Transcribe the material exactly. Images do not belong in the copy.

======== Raw records ========

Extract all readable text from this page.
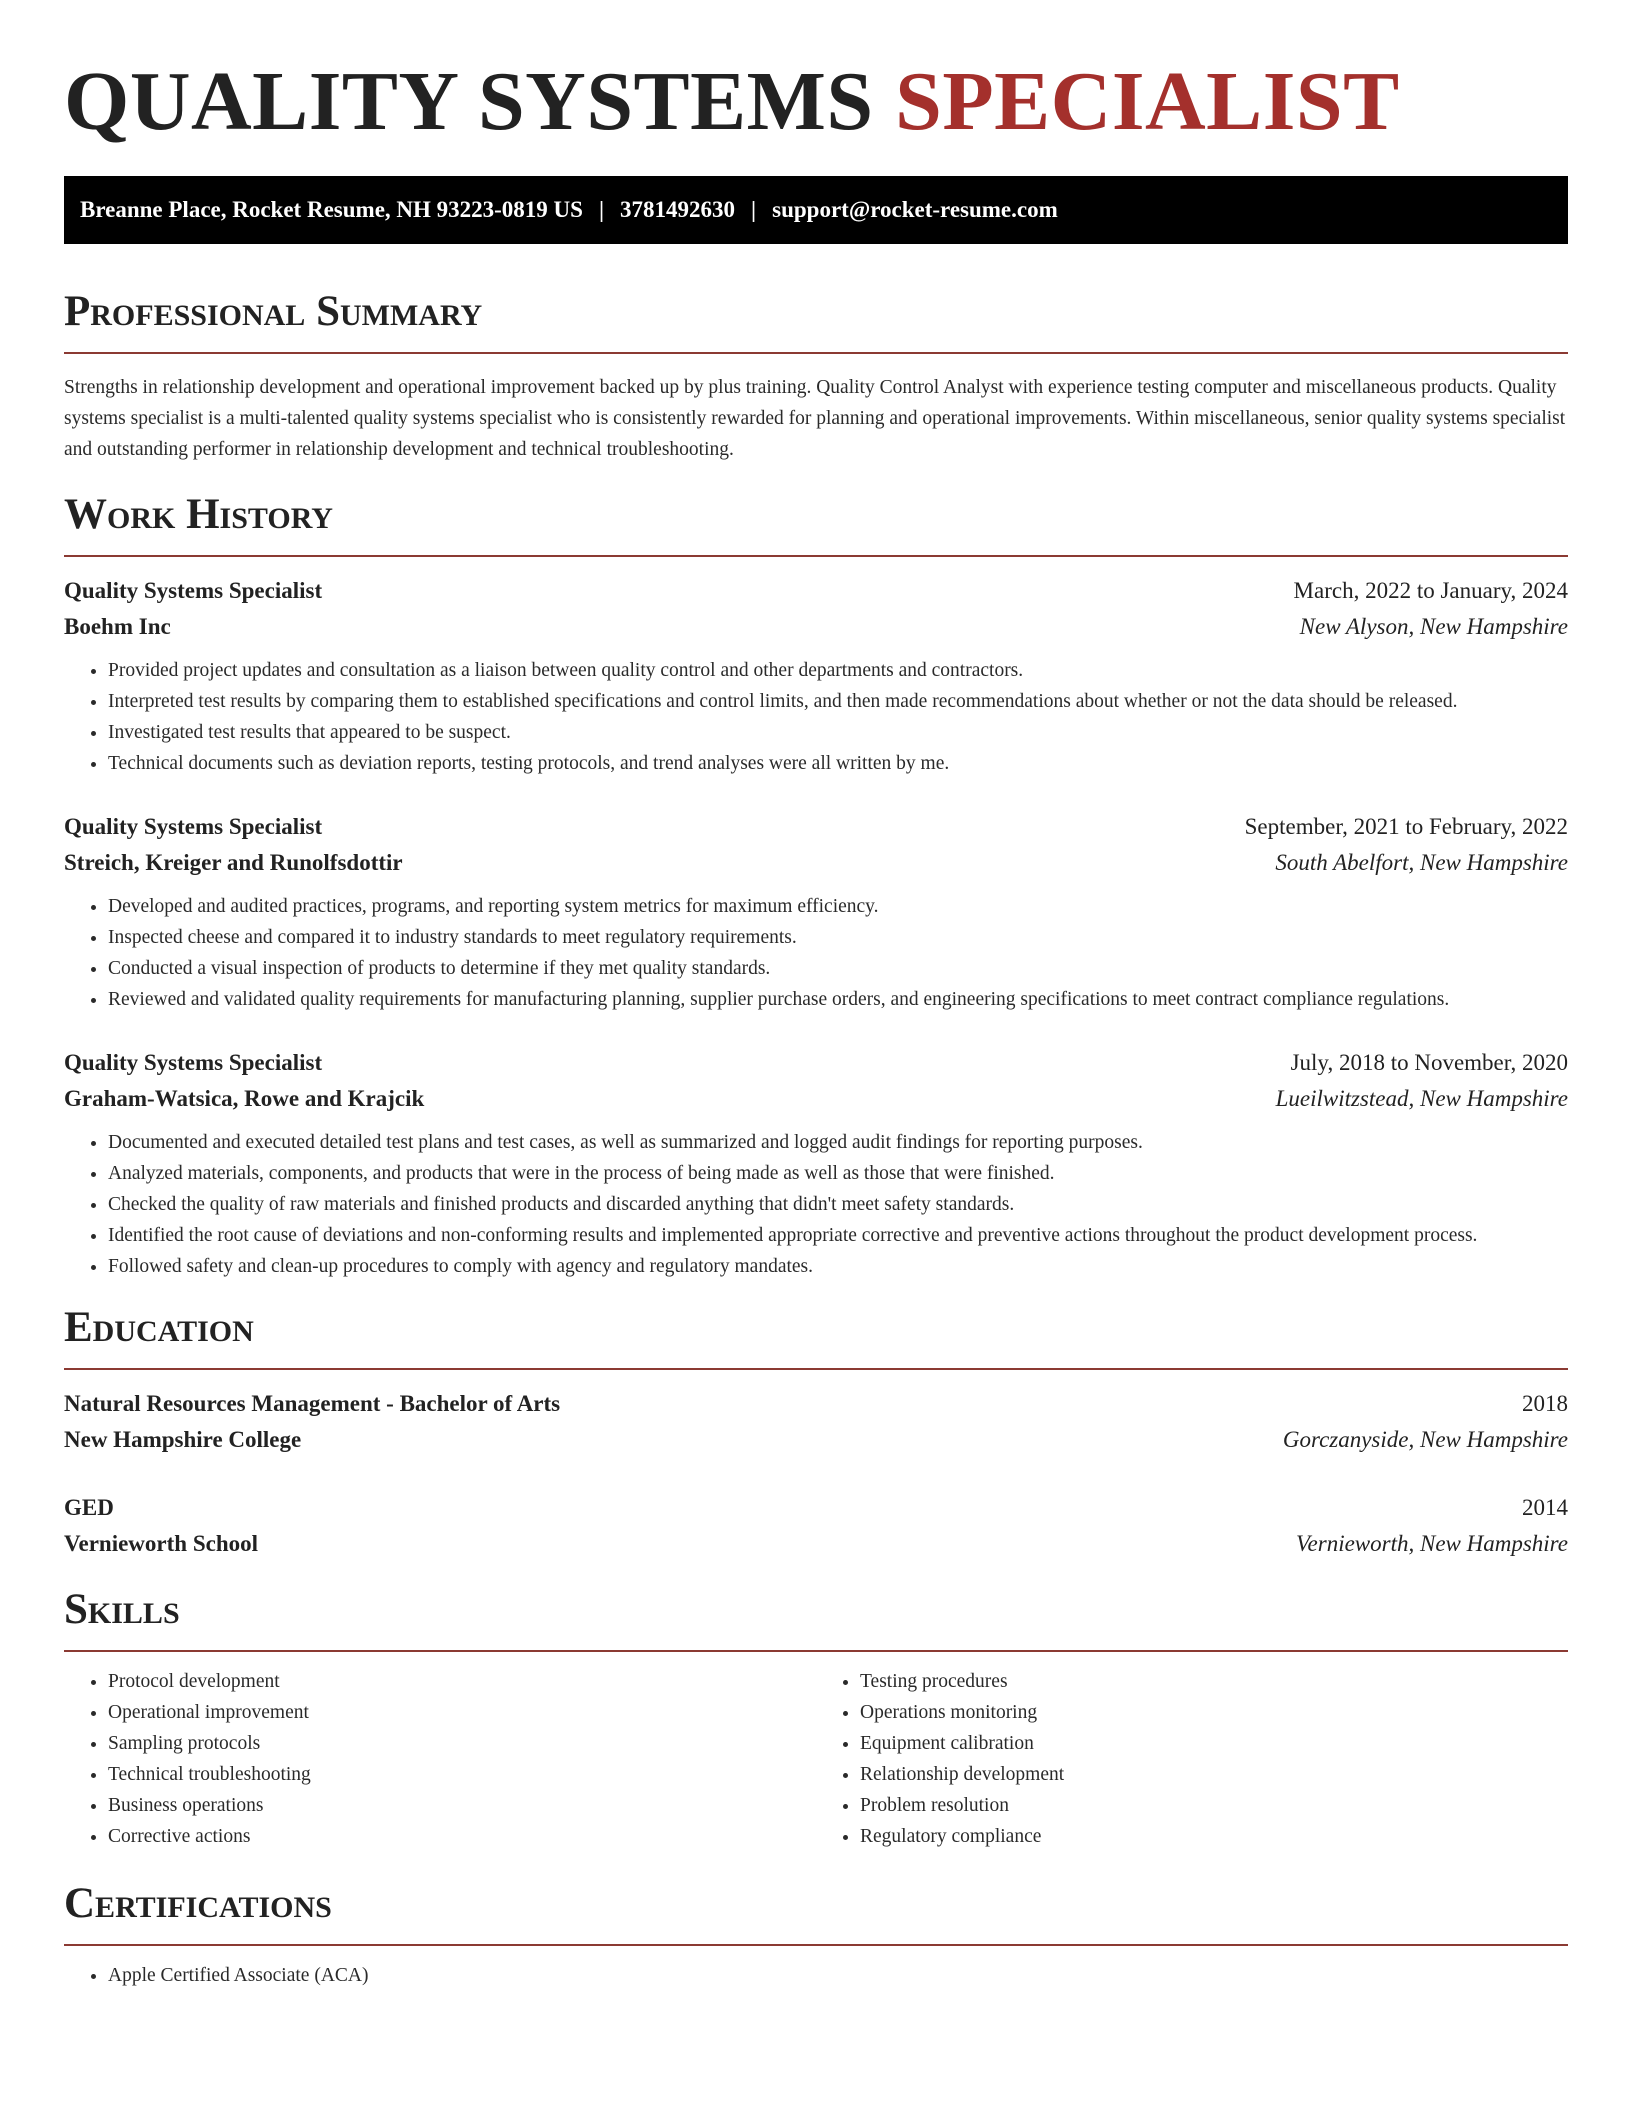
QUALITY SYSTEMS SPECIALIST
Breanne Place, Rocket Resume, NH 93223-0819 US | 3781492630 | support@rocket-resume.com
Professional Summary

Strengths in relationship development and operational improvement backed up by plus training. Quality Control Analyst with experience testing computer and miscellaneous products. Quality systems specialist is a multi-talented quality systems specialist who is consistently rewarded for planning and operational improvements. Within miscellaneous, senior quality systems specialist and outstanding performer in relationship development and technical troubleshooting.

Work History
Quality Systems Specialist	March, 2022 to January, 2024
Boehm Inc	New Alyson, New Hampshire
• Provided project updates and consultation as a liaison between quality control and other departments and contractors.
• Interpreted test results by comparing them to established specifications and control limits, and then made recommendations about whether or not the data should be released.
• Investigated test results that appeared to be suspect.
• Technical documents such as deviation reports, testing protocols, and trend analyses were all written by me.
Quality Systems Specialist	September, 2021 to February, 2022
Streich, Kreiger and Runolfsdottir	South Abelfort, New Hampshire
• Developed and audited practices, programs, and reporting system metrics for maximum efficiency.
• Inspected cheese and compared it to industry standards to meet regulatory requirements.
• Conducted a visual inspection of products to determine if they met quality standards.
• Reviewed and validated quality requirements for manufacturing planning, supplier purchase orders, and engineering specifications to meet contract compliance regulations.
Quality Systems Specialist	July, 2018 to November, 2020
Graham-Watsica, Rowe and Krajcik	Lueilwitzstead, New Hampshire
• Documented and executed detailed test plans and test cases, as well as summarized and logged audit findings for reporting purposes.
• Analyzed materials, components, and products that were in the process of being made as well as those that were finished.
• Checked the quality of raw materials and finished products and discarded anything that didn't meet safety standards.
• Identified the root cause of deviations and non-conforming results and implemented appropriate corrective and preventive actions throughout the product development process.
• Followed safety and clean-up procedures to comply with agency and regulatory mandates.
Education
Natural Resources Management - Bachelor of Arts	2018
New Hampshire College	Gorczanyside, New Hampshire
GED	2014
Vernieworth School	Vernieworth, New Hampshire
Skills
• Protocol development
• Operational improvement
• Sampling protocols
• Technical troubleshooting
• Business operations
• Corrective actions
• Testing procedures
• Operations monitoring
• Equipment calibration
• Relationship development
• Problem resolution
• Regulatory compliance
Certifications
• Apple Certified Associate (ACA)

========

(Task result)
Extract all readable text from this page.
QUALITY SYSTEMS SPECIALIST
Breanne Place, Rocket Resume, NH 93223-0819 US | 3781492630 | support@rocket-resume.com
Professional Summary

Strengths in relationship development and operational improvement backed up by plus training. Quality Control Analyst with experience testing computer and miscellaneous products. Quality systems specialist is a multi-talented quality systems specialist who is consistently rewarded for planning and operational improvements. Within miscellaneous, senior quality systems specialist and outstanding performer in relationship development and technical troubleshooting.

Work History
Quality Systems Specialist	March, 2022 to January, 2024
Boehm Inc	New Alyson, New Hampshire
• Provided project updates and consultation as a liaison between quality control and other departments and contractors.
• Interpreted test results by comparing them to established specifications and control limits, and then made recommendations about whether or not the data should be released.
• Investigated test results that appeared to be suspect.
• Technical documents such as deviation reports, testing protocols, and trend analyses were all written by me.
Quality Systems Specialist	September, 2021 to February, 2022
Streich, Kreiger and Runolfsdottir	South Abelfort, New Hampshire
• Developed and audited practices, programs, and reporting system metrics for maximum efficiency.
• Inspected cheese and compared it to industry standards to meet regulatory requirements.
• Conducted a visual inspection of products to determine if they met quality standards.
• Reviewed and validated quality requirements for manufacturing planning, supplier purchase orders, and engineering specifications to meet contract compliance regulations.
Quality Systems Specialist	July, 2018 to November, 2020
Graham-Watsica, Rowe and Krajcik	Lueilwitzstead, New Hampshire
• Documented and executed detailed test plans and test cases, as well as summarized and logged audit findings for reporting purposes.
• Analyzed materials, components, and products that were in the process of being made as well as those that were finished.
• Checked the quality of raw materials and finished products and discarded anything that didn't meet safety standards.
• Identified the root cause of deviations and non-conforming results and implemented appropriate corrective and preventive actions throughout the product development process.
• Followed safety and clean-up procedures to comply with agency and regulatory mandates.
Education
Natural Resources Management - Bachelor of Arts	2018
New Hampshire College	Gorczanyside, New Hampshire
GED	2014
Vernieworth School	Vernieworth, New Hampshire
Skills
• Protocol development
• Operational improvement
• Sampling protocols
• Technical troubleshooting
• Business operations
• Corrective actions
• Testing procedures
• Operations monitoring
• Equipment calibration
• Relationship development
• Problem resolution
• Regulatory compliance
Certifications
• Apple Certified Associate (ACA)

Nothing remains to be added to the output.